#### REQUEST:
Restate, word for word, all of the material shown below.

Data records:
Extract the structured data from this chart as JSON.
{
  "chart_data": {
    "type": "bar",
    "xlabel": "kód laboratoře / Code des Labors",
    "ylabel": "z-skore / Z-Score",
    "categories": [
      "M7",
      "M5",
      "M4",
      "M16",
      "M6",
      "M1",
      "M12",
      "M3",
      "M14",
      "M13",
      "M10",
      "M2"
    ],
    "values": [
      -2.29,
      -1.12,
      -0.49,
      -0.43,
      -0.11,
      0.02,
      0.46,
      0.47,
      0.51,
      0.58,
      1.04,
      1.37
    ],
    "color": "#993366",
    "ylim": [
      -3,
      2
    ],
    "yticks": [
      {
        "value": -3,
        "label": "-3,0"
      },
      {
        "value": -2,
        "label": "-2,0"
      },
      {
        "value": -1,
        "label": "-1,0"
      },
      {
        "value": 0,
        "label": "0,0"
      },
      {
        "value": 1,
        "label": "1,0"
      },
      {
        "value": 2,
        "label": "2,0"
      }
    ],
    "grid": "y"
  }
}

#### RESPONSE:
Extract the structured data from this chart as JSON.
{
  "chart_data": {
    "type": "bar",
    "xlabel": "kód laboratoře / Code des Labors",
    "ylabel": "z-skore / Z-Score",
    "categories": [
      "M7",
      "M5",
      "M4",
      "M16",
      "M6",
      "M1",
      "M12",
      "M3",
      "M14",
      "M13",
      "M10",
      "M2"
    ],
    "values": [
      -2.29,
      -1.12,
      -0.49,
      -0.43,
      -0.11,
      0.02,
      0.46,
      0.47,
      0.51,
      0.58,
      1.04,
      1.37
    ],
    "color": "#993366",
    "ylim": [
      -3,
      2
    ],
    "yticks": [
      {
        "value": -3,
        "label": "-3,0"
      },
      {
        "value": -2,
        "label": "-2,0"
      },
      {
        "value": -1,
        "label": "-1,0"
      },
      {
        "value": 0,
        "label": "0,0"
      },
      {
        "value": 1,
        "label": "1,0"
      },
      {
        "value": 2,
        "label": "2,0"
      }
    ],
    "grid": "y"
  }
}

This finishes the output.